##### Supplied records

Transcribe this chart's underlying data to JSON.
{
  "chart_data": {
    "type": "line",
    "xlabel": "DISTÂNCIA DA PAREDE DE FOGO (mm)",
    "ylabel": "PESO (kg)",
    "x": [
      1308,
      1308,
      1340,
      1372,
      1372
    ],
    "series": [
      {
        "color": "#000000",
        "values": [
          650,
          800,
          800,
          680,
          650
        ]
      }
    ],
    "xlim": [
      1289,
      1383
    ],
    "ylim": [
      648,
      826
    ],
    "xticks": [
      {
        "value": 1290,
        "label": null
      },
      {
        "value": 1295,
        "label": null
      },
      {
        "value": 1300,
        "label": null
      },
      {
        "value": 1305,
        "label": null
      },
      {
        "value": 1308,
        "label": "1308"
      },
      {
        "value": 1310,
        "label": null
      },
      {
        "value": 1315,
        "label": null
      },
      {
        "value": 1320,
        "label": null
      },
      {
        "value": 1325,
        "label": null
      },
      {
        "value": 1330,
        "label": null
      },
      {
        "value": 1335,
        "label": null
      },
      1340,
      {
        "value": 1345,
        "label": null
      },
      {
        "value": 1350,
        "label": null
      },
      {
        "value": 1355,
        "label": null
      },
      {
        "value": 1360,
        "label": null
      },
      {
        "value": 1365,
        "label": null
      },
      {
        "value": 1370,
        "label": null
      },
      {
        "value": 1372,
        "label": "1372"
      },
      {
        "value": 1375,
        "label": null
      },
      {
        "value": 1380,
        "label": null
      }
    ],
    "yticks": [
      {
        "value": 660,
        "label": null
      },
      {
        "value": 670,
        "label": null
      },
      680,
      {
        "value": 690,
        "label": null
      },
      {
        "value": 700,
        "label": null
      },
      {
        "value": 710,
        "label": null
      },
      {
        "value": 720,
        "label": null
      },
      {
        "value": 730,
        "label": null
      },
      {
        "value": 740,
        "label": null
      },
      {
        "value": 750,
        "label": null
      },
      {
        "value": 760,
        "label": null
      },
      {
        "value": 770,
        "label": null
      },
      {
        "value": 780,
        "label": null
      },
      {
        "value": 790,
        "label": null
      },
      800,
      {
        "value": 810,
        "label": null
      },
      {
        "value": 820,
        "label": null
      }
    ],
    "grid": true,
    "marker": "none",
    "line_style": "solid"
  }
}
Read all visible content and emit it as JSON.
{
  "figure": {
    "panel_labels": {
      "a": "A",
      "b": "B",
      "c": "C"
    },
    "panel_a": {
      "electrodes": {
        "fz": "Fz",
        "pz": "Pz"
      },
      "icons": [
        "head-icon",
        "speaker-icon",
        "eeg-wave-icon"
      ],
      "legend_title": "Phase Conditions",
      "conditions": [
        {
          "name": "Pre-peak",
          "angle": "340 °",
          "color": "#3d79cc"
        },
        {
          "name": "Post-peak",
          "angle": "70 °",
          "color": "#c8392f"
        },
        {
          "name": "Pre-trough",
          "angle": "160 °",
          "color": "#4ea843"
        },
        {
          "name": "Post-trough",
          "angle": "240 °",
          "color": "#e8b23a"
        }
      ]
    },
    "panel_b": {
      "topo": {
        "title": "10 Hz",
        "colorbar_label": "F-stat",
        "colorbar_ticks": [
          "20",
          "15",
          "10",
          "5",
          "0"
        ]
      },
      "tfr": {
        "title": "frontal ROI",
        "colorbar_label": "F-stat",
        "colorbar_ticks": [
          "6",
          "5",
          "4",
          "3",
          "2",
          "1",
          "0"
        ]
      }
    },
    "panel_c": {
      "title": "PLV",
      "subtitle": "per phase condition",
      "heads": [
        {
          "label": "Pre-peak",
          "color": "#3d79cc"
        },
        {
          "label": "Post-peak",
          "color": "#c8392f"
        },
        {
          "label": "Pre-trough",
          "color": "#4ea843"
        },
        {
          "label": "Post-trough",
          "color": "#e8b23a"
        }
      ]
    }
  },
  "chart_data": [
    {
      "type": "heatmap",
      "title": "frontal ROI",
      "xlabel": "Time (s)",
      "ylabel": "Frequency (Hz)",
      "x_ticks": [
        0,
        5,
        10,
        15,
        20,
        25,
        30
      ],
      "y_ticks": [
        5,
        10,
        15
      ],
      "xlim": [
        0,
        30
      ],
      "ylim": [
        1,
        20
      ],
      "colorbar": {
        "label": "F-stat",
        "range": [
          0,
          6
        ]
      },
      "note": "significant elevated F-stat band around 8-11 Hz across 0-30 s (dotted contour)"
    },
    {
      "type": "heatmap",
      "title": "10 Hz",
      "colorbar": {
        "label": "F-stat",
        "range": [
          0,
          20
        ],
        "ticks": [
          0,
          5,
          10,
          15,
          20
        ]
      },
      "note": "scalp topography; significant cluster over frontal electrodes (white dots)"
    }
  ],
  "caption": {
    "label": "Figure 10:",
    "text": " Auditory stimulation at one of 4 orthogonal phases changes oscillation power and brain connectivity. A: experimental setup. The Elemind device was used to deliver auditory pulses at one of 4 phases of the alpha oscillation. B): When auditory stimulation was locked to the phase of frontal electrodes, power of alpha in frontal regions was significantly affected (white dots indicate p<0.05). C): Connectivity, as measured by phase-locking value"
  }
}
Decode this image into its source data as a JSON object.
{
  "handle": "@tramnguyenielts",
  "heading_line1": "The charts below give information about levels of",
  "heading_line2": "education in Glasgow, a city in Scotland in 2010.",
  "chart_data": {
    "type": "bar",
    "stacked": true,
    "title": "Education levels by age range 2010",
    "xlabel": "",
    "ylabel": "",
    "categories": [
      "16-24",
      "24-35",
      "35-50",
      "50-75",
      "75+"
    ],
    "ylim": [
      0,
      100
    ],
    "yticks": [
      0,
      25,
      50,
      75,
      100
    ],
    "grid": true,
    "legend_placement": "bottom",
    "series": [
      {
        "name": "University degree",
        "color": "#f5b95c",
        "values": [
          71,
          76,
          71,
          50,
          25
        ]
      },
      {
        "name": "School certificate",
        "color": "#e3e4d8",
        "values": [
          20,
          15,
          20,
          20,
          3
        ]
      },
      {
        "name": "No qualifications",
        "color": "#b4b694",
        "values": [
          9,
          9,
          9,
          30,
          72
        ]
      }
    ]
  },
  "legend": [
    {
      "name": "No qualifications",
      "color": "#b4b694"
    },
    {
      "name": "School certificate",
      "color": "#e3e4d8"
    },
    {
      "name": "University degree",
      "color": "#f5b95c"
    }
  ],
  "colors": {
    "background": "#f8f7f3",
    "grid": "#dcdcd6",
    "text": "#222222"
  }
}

##########

§ **What to produce**
Reply with nothing but a number: how many lines of the entries above contain the string "JSON"?

§ **In response**
3